• Challenge
Draw out every line with the word "selection" from the listing below.

• Records supplied
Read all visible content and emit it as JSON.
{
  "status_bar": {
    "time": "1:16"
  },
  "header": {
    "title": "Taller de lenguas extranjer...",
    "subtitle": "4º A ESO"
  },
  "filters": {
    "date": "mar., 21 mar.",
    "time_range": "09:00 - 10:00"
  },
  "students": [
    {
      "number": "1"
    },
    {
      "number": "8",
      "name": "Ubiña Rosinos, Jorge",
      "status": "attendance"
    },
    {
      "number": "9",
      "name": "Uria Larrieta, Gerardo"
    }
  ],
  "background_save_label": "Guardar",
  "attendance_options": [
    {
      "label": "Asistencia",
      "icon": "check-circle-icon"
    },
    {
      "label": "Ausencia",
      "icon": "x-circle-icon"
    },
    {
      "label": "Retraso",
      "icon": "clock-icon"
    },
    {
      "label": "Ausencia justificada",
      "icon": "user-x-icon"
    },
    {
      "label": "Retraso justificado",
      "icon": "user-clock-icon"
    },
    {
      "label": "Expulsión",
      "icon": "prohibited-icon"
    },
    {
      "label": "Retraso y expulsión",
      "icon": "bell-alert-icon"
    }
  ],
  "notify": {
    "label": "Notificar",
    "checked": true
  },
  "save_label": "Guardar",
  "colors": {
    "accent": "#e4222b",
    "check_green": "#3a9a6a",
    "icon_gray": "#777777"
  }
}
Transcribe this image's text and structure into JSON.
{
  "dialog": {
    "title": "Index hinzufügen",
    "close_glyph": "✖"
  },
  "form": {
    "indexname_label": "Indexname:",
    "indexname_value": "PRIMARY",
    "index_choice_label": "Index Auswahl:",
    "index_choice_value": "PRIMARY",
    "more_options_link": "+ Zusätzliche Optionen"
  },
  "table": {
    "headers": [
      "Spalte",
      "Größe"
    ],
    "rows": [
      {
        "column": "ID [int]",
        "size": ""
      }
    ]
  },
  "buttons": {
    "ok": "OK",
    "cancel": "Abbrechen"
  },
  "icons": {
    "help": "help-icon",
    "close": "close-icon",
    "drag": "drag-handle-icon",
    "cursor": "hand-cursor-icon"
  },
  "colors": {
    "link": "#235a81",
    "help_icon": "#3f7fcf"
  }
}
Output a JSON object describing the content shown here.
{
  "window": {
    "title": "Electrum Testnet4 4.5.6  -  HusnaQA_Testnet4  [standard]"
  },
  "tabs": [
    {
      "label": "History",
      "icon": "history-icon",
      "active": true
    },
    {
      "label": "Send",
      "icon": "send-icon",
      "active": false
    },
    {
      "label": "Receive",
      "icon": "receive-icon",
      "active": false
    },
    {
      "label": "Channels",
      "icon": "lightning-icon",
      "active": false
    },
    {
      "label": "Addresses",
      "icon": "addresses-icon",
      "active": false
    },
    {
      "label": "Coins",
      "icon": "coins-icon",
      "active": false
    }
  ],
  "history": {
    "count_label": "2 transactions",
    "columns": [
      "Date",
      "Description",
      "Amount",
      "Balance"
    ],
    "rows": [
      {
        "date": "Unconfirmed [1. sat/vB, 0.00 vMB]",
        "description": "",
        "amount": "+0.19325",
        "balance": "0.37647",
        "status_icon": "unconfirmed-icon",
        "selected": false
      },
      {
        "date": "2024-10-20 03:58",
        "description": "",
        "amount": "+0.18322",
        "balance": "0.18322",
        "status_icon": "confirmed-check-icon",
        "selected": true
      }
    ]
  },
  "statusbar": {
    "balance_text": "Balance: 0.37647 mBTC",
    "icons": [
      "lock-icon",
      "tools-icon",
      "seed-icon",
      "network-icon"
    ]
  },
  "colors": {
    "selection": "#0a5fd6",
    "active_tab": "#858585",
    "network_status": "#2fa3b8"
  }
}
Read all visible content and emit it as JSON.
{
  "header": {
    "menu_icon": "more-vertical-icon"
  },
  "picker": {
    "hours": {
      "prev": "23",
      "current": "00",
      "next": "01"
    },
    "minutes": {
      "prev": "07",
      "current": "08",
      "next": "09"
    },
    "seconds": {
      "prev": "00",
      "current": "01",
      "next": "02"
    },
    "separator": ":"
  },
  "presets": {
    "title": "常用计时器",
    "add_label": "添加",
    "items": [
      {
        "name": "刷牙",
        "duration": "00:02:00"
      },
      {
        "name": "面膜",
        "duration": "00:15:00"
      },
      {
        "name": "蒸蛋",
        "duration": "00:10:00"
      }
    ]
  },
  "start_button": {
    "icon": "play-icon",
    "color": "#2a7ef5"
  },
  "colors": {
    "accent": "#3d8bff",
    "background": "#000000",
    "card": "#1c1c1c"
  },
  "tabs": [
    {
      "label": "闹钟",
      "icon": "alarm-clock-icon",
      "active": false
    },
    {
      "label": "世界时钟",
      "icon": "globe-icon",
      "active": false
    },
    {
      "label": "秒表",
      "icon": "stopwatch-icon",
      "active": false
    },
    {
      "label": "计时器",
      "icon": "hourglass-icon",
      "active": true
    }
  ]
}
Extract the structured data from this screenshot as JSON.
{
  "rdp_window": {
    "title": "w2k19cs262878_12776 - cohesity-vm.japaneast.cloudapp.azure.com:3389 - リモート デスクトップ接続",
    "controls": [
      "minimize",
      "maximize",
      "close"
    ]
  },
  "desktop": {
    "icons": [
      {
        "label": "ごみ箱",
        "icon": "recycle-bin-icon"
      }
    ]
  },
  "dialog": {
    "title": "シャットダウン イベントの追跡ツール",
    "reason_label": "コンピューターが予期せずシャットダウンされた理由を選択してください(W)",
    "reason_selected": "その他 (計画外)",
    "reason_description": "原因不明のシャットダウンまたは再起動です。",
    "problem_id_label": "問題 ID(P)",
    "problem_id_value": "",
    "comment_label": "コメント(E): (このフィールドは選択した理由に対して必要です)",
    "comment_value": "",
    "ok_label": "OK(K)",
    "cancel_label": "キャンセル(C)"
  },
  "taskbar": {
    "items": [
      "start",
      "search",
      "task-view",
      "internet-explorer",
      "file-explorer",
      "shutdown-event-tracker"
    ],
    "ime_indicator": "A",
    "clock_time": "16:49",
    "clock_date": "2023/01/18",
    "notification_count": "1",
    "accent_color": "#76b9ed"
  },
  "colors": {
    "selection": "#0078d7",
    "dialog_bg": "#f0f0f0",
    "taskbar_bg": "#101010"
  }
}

• Task solution
    "selection": "#0a5fd6",
    "selection": "#0078d7",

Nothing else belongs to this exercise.